GIVEN INSTRUCTION:
Print every entry word for word, but omit the pictures.

GIVEN RECORDS:
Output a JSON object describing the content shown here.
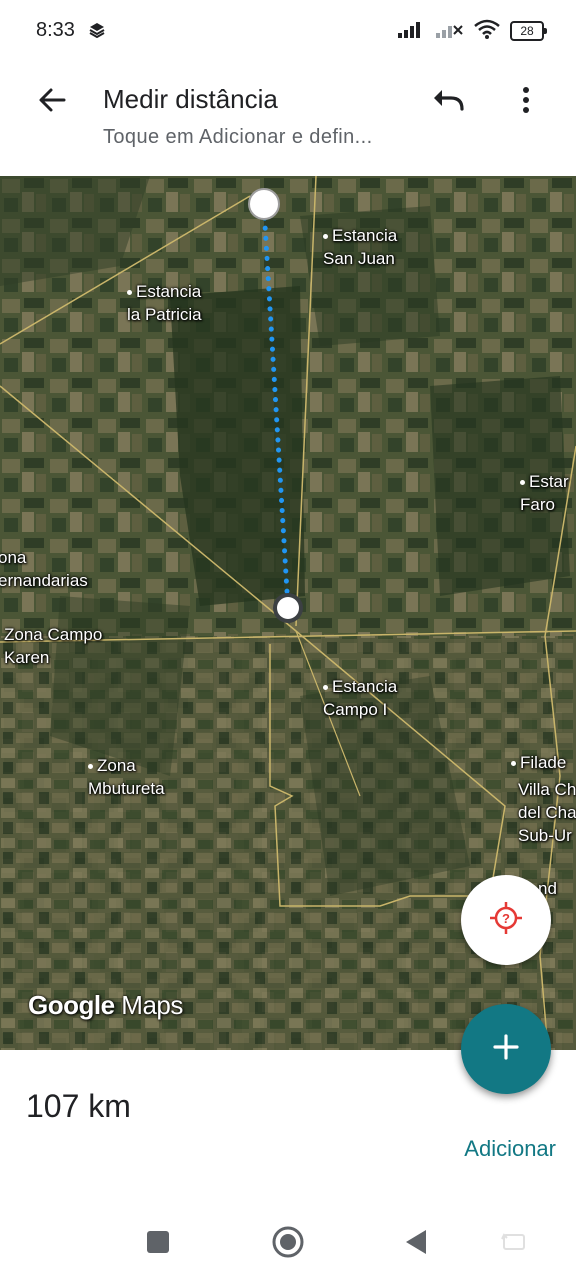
{
  "status_bar": {
    "time": "8:33",
    "battery": "28"
  },
  "toolbar": {
    "title": "Medir distância",
    "subtitle": "Toque em Adicionar e defin..."
  },
  "map": {
    "places": [
      {
        "id": "estancia-san-juan",
        "text": "Estancia\nSan Juan"
      },
      {
        "id": "estancia-la-patricia",
        "text": "Estancia\nla Patricia"
      },
      {
        "id": "estancia-faro",
        "text": "Estar\nFaro"
      },
      {
        "id": "zona-hernandarias",
        "text": "ona\nernandarias"
      },
      {
        "id": "zona-campo-karen",
        "text": "Zona Campo\nKaren"
      },
      {
        "id": "estancia-campo-i",
        "text": "Estancia\nCampo I"
      },
      {
        "id": "zona-mbutureta",
        "text": "Zona\nMbutureta"
      },
      {
        "id": "filadelfia",
        "text": "Filade"
      },
      {
        "id": "villa-chaco",
        "text": "Villa Ch\ndel Cha\nSub-Ur"
      },
      {
        "id": "nd",
        "text": "nd"
      }
    ],
    "logo_google": "Google",
    "logo_maps": "Maps"
  },
  "measurement": {
    "distance": "107 km",
    "add_label": "Adicionar"
  },
  "colors": {
    "accent": "#127884",
    "route": "#2196f3",
    "locate_icon": "#e53935"
  },
  "icons": {
    "back": "arrow-back-icon",
    "undo": "undo-icon",
    "more": "more-vert-icon",
    "locate": "location-unknown-icon",
    "add": "plus-icon"
  }
}
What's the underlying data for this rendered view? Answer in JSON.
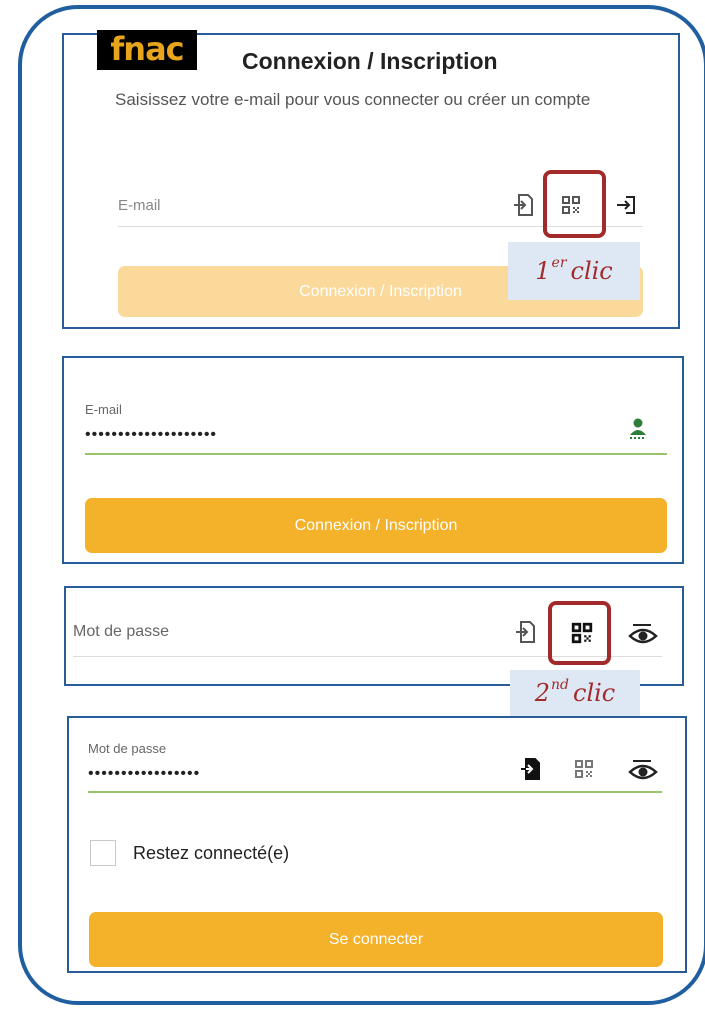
{
  "brand": {
    "logo_text": "fnac"
  },
  "screen1": {
    "title": "Connexion / Inscription",
    "subtitle": "Saisissez votre e-mail pour vous connecter ou créer un compte",
    "email_placeholder": "E-mail",
    "button_label": "Connexion / Inscription",
    "icons": [
      "autofill-icon",
      "qr-code-icon",
      "login-icon"
    ]
  },
  "annotation1": {
    "number": "1",
    "suffix": "er",
    "word": "clic"
  },
  "screen2": {
    "email_label": "E-mail",
    "email_value": "••••••••••••••••••••",
    "button_label": "Connexion / Inscription",
    "icon": "user-icon"
  },
  "screen3": {
    "password_placeholder": "Mot de passe",
    "icons": [
      "autofill-icon",
      "qr-code-icon",
      "eye-icon"
    ]
  },
  "annotation2": {
    "number": "2",
    "suffix": "nd",
    "word": "clic"
  },
  "screen4": {
    "password_label": "Mot de passe",
    "password_value": "•••••••••••••••••",
    "remember_label": "Restez connecté(e)",
    "remember_checked": false,
    "button_label": "Se connecter",
    "icons": [
      "autofill-icon",
      "qr-code-icon",
      "eye-icon"
    ]
  },
  "colors": {
    "accent": "#f4b12a",
    "accent_faded": "#fbd99a",
    "frame": "#1f5fa0",
    "highlight": "#a32a2a",
    "tag_bg": "#dde8f4",
    "logo_text": "#e7a51d"
  }
}
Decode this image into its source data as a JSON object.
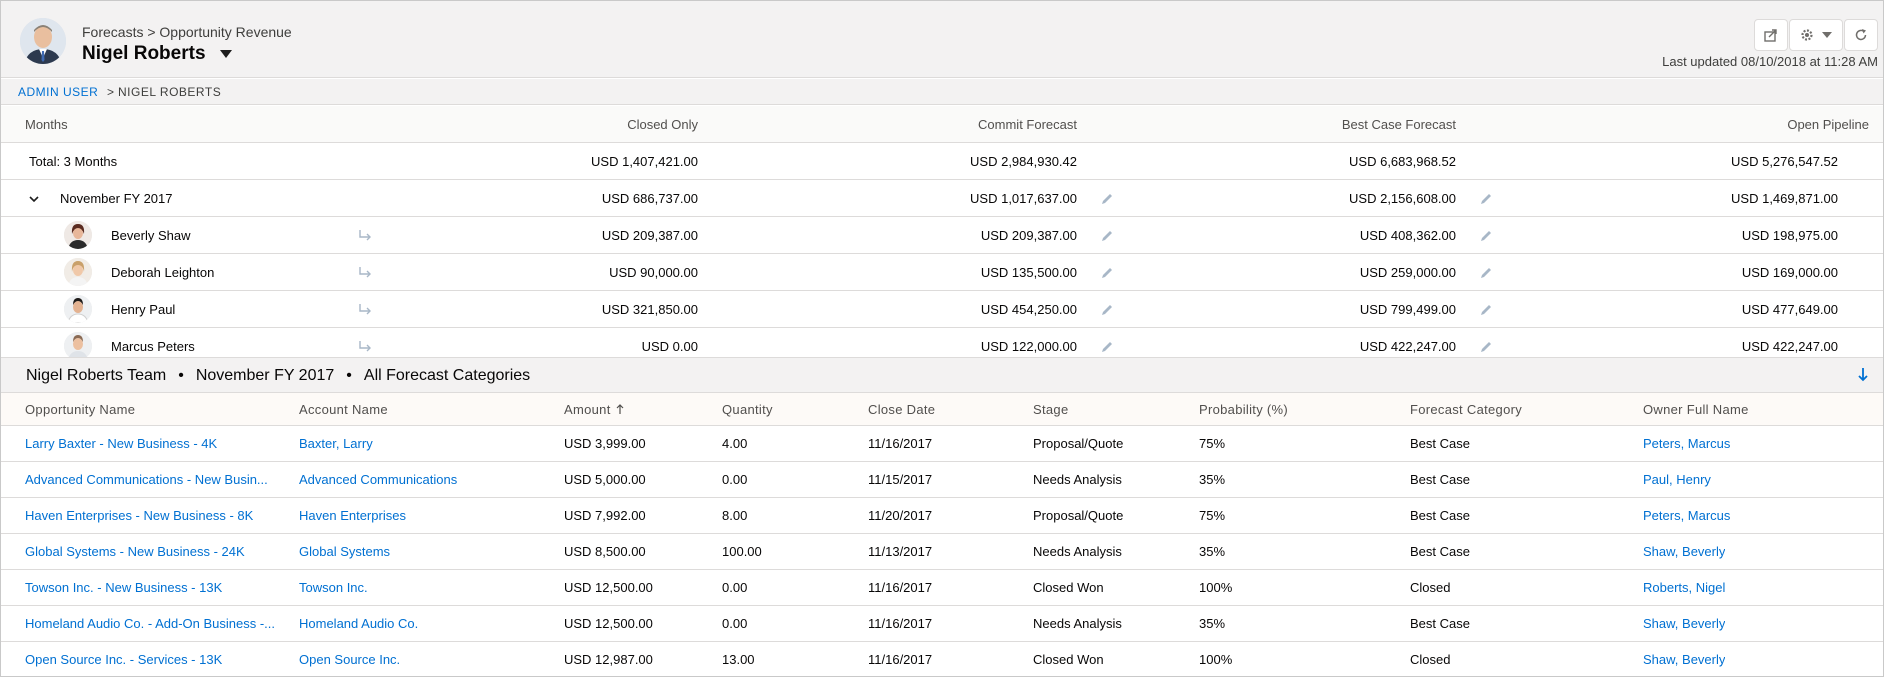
{
  "header": {
    "breadcrumb": "Forecasts > Opportunity Revenue",
    "owner_name": "Nigel Roberts",
    "last_updated": "Last updated 08/10/2018 at 11:28 AM"
  },
  "crumbs": {
    "root": "ADMIN USER",
    "sep": ">",
    "current": "NIGEL ROBERTS"
  },
  "grid": {
    "columns": [
      "Months",
      "Closed Only",
      "Commit Forecast",
      "Best Case Forecast",
      "Open Pipeline"
    ],
    "total": {
      "label": "Total: 3 Months",
      "closed": "USD 1,407,421.00",
      "commit": "USD 2,984,930.42",
      "best": "USD 6,683,968.52",
      "pipeline": "USD 5,276,547.52"
    },
    "period": {
      "label": "November FY 2017",
      "closed": "USD 686,737.00",
      "commit": "USD 1,017,637.00",
      "best": "USD 2,156,608.00",
      "pipeline": "USD 1,469,871.00"
    },
    "people": [
      {
        "name": "Beverly Shaw",
        "closed": "USD 209,387.00",
        "commit": "USD 209,387.00",
        "best": "USD 408,362.00",
        "pipeline": "USD 198,975.00"
      },
      {
        "name": "Deborah Leighton",
        "closed": "USD 90,000.00",
        "commit": "USD 135,500.00",
        "best": "USD 259,000.00",
        "pipeline": "USD 169,000.00"
      },
      {
        "name": "Henry Paul",
        "closed": "USD 321,850.00",
        "commit": "USD 454,250.00",
        "best": "USD 799,499.00",
        "pipeline": "USD 477,649.00"
      },
      {
        "name": "Marcus Peters",
        "closed": "USD 0.00",
        "commit": "USD 122,000.00",
        "best": "USD 422,247.00",
        "pipeline": "USD 422,247.00"
      }
    ]
  },
  "detail": {
    "team": "Nigel Roberts Team",
    "dot": "•",
    "period": "November FY 2017",
    "category": "All Forecast Categories",
    "columns": [
      "Opportunity Name",
      "Account Name",
      "Amount",
      "Quantity",
      "Close Date",
      "Stage",
      "Probability (%)",
      "Forecast Category",
      "Owner Full Name"
    ],
    "rows": [
      [
        "Larry Baxter - New Business - 4K",
        "Baxter, Larry",
        "USD 3,999.00",
        "4.00",
        "11/16/2017",
        "Proposal/Quote",
        "75%",
        "Best Case",
        "Peters, Marcus"
      ],
      [
        "Advanced Communications - New Busin...",
        "Advanced Communications",
        "USD 5,000.00",
        "0.00",
        "11/15/2017",
        "Needs Analysis",
        "35%",
        "Best Case",
        "Paul, Henry"
      ],
      [
        "Haven Enterprises - New Business - 8K",
        "Haven Enterprises",
        "USD 7,992.00",
        "8.00",
        "11/20/2017",
        "Proposal/Quote",
        "75%",
        "Best Case",
        "Peters, Marcus"
      ],
      [
        "Global Systems - New Business - 24K",
        "Global Systems",
        "USD 8,500.00",
        "100.00",
        "11/13/2017",
        "Needs Analysis",
        "35%",
        "Best Case",
        "Shaw, Beverly"
      ],
      [
        "Towson Inc. - New Business - 13K",
        "Towson Inc.",
        "USD 12,500.00",
        "0.00",
        "11/16/2017",
        "Closed Won",
        "100%",
        "Closed",
        "Roberts, Nigel"
      ],
      [
        "Homeland Audio Co. - Add-On Business -...",
        "Homeland Audio Co.",
        "USD 12,500.00",
        "0.00",
        "11/16/2017",
        "Needs Analysis",
        "35%",
        "Best Case",
        "Shaw, Beverly"
      ],
      [
        "Open Source Inc. - Services - 13K",
        "Open Source Inc.",
        "USD 12,987.00",
        "13.00",
        "11/16/2017",
        "Closed Won",
        "100%",
        "Closed",
        "Shaw, Beverly"
      ]
    ]
  },
  "icons": [
    "share-icon",
    "gear-icon",
    "chevron-down-icon",
    "refresh-icon",
    "pencil-icon",
    "reassign-arrow-icon",
    "sort-up-icon",
    "arrow-down-icon"
  ],
  "colors": {
    "link": "#0070d2",
    "header_bg": "#f3f2f2",
    "border": "#dddbda"
  }
}
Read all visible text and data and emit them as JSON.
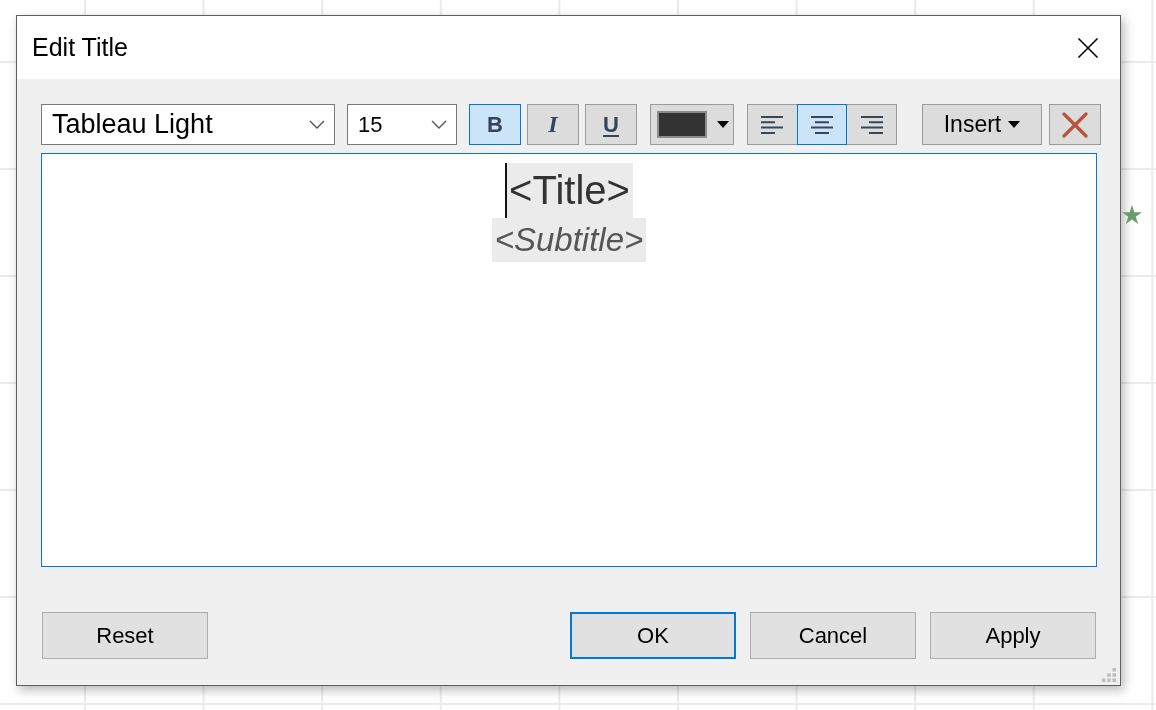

EXERCISE ANSWER:
Output a JSON object describing the content shown here.
{
  "status_bar": {
    "time": "8:33",
    "battery": "28"
  },
  "toolbar": {
    "title": "Medir distância",
    "subtitle": "Toque em Adicionar e defin..."
  },
  "map": {
    "places": [
      {
        "id": "estancia-san-juan",
        "text": "Estancia\nSan Juan"
      },
      {
        "id": "estancia-la-patricia",
        "text": "Estancia\nla Patricia"
      },
      {
        "id": "estancia-faro",
        "text": "Estar\nFaro"
      },
      {
        "id": "zona-hernandarias",
        "text": "ona\nernandarias"
      },
      {
        "id": "zona-campo-karen",
        "text": "Zona Campo\nKaren"
      },
      {
        "id": "estancia-campo-i",
        "text": "Estancia\nCampo I"
      },
      {
        "id": "zona-mbutureta",
        "text": "Zona\nMbutureta"
      },
      {
        "id": "filadelfia",
        "text": "Filade"
      },
      {
        "id": "villa-chaco",
        "text": "Villa Ch\ndel Cha\nSub-Ur"
      },
      {
        "id": "nd",
        "text": "nd"
      }
    ],
    "logo_google": "Google",
    "logo_maps": "Maps"
  },
  "measurement": {
    "distance": "107 km",
    "add_label": "Adicionar"
  },
  "colors": {
    "accent": "#127884",
    "route": "#2196f3",
    "locate_icon": "#e53935"
  },
  "icons": {
    "back": "arrow-back-icon",
    "undo": "undo-icon",
    "more": "more-vert-icon",
    "locate": "location-unknown-icon",
    "add": "plus-icon"
  }
}
What's the underlying data for this rendered view? Answer in JSON.
{
  "brand": {
    "logo_text": "fnac"
  },
  "screen1": {
    "title": "Connexion / Inscription",
    "subtitle": "Saisissez votre e-mail pour vous connecter ou créer un compte",
    "email_placeholder": "E-mail",
    "button_label": "Connexion / Inscription",
    "icons": [
      "autofill-icon",
      "qr-code-icon",
      "login-icon"
    ]
  },
  "annotation1": {
    "number": "1",
    "suffix": "er",
    "word": "clic"
  },
  "screen2": {
    "email_label": "E-mail",
    "email_value": "••••••••••••••••••••",
    "button_label": "Connexion / Inscription",
    "icon": "user-icon"
  },
  "screen3": {
    "password_placeholder": "Mot de passe",
    "icons": [
      "autofill-icon",
      "qr-code-icon",
      "eye-icon"
    ]
  },
  "annotation2": {
    "number": "2",
    "suffix": "nd",
    "word": "clic"
  },
  "screen4": {
    "password_label": "Mot de passe",
    "password_value": "•••••••••••••••••",
    "remember_label": "Restez connecté(e)",
    "remember_checked": false,
    "button_label": "Se connecter",
    "icons": [
      "autofill-icon",
      "qr-code-icon",
      "eye-icon"
    ]
  },
  "colors": {
    "accent": "#f4b12a",
    "accent_faded": "#fbd99a",
    "frame": "#1f5fa0",
    "highlight": "#a32a2a",
    "tag_bg": "#dde8f4",
    "logo_text": "#e7a51d"
  }
}
Decode this image into its source data as a JSON object.
{
  "header": {
    "breadcrumb": "Forecasts > Opportunity Revenue",
    "owner_name": "Nigel Roberts",
    "last_updated": "Last updated 08/10/2018 at 11:28 AM"
  },
  "crumbs": {
    "root": "ADMIN USER",
    "sep": ">",
    "current": "NIGEL ROBERTS"
  },
  "grid": {
    "columns": [
      "Months",
      "Closed Only",
      "Commit Forecast",
      "Best Case Forecast",
      "Open Pipeline"
    ],
    "total": {
      "label": "Total: 3 Months",
      "closed": "USD 1,407,421.00",
      "commit": "USD 2,984,930.42",
      "best": "USD 6,683,968.52",
      "pipeline": "USD 5,276,547.52"
    },
    "period": {
      "label": "November FY 2017",
      "closed": "USD 686,737.00",
      "commit": "USD 1,017,637.00",
      "best": "USD 2,156,608.00",
      "pipeline": "USD 1,469,871.00"
    },
    "people": [
      {
        "name": "Beverly Shaw",
        "closed": "USD 209,387.00",
        "commit": "USD 209,387.00",
        "best": "USD 408,362.00",
        "pipeline": "USD 198,975.00"
      },
      {
        "name": "Deborah Leighton",
        "closed": "USD 90,000.00",
        "commit": "USD 135,500.00",
        "best": "USD 259,000.00",
        "pipeline": "USD 169,000.00"
      },
      {
        "name": "Henry Paul",
        "closed": "USD 321,850.00",
        "commit": "USD 454,250.00",
        "best": "USD 799,499.00",
        "pipeline": "USD 477,649.00"
      },
      {
        "name": "Marcus Peters",
        "closed": "USD 0.00",
        "commit": "USD 122,000.00",
        "best": "USD 422,247.00",
        "pipeline": "USD 422,247.00"
      }
    ]
  },
  "detail": {
    "team": "Nigel Roberts Team",
    "dot": "•",
    "period": "November FY 2017",
    "category": "All Forecast Categories",
    "columns": [
      "Opportunity Name",
      "Account Name",
      "Amount",
      "Quantity",
      "Close Date",
      "Stage",
      "Probability (%)",
      "Forecast Category",
      "Owner Full Name"
    ],
    "rows": [
      [
        "Larry Baxter - New Business - 4K",
        "Baxter, Larry",
        "USD 3,999.00",
        "4.00",
        "11/16/2017",
        "Proposal/Quote",
        "75%",
        "Best Case",
        "Peters, Marcus"
      ],
      [
        "Advanced Communications - New Busin...",
        "Advanced Communications",
        "USD 5,000.00",
        "0.00",
        "11/15/2017",
        "Needs Analysis",
        "35%",
        "Best Case",
        "Paul, Henry"
      ],
      [
        "Haven Enterprises - New Business - 8K",
        "Haven Enterprises",
        "USD 7,992.00",
        "8.00",
        "11/20/2017",
        "Proposal/Quote",
        "75%",
        "Best Case",
        "Peters, Marcus"
      ],
      [
        "Global Systems - New Business - 24K",
        "Global Systems",
        "USD 8,500.00",
        "100.00",
        "11/13/2017",
        "Needs Analysis",
        "35%",
        "Best Case",
        "Shaw, Beverly"
      ],
      [
        "Towson Inc. - New Business - 13K",
        "Towson Inc.",
        "USD 12,500.00",
        "0.00",
        "11/16/2017",
        "Closed Won",
        "100%",
        "Closed",
        "Roberts, Nigel"
      ],
      [
        "Homeland Audio Co. - Add-On Business -...",
        "Homeland Audio Co.",
        "USD 12,500.00",
        "0.00",
        "11/16/2017",
        "Needs Analysis",
        "35%",
        "Best Case",
        "Shaw, Beverly"
      ],
      [
        "Open Source Inc. - Services - 13K",
        "Open Source Inc.",
        "USD 12,987.00",
        "13.00",
        "11/16/2017",
        "Closed Won",
        "100%",
        "Closed",
        "Shaw, Beverly"
      ]
    ]
  },
  "icons": [
    "share-icon",
    "gear-icon",
    "chevron-down-icon",
    "refresh-icon",
    "pencil-icon",
    "reassign-arrow-icon",
    "sort-up-icon",
    "arrow-down-icon"
  ],
  "colors": {
    "link": "#0070d2",
    "header_bg": "#f3f2f2",
    "border": "#dddbda"
  }
}
Read all visible text and data and emit them as JSON.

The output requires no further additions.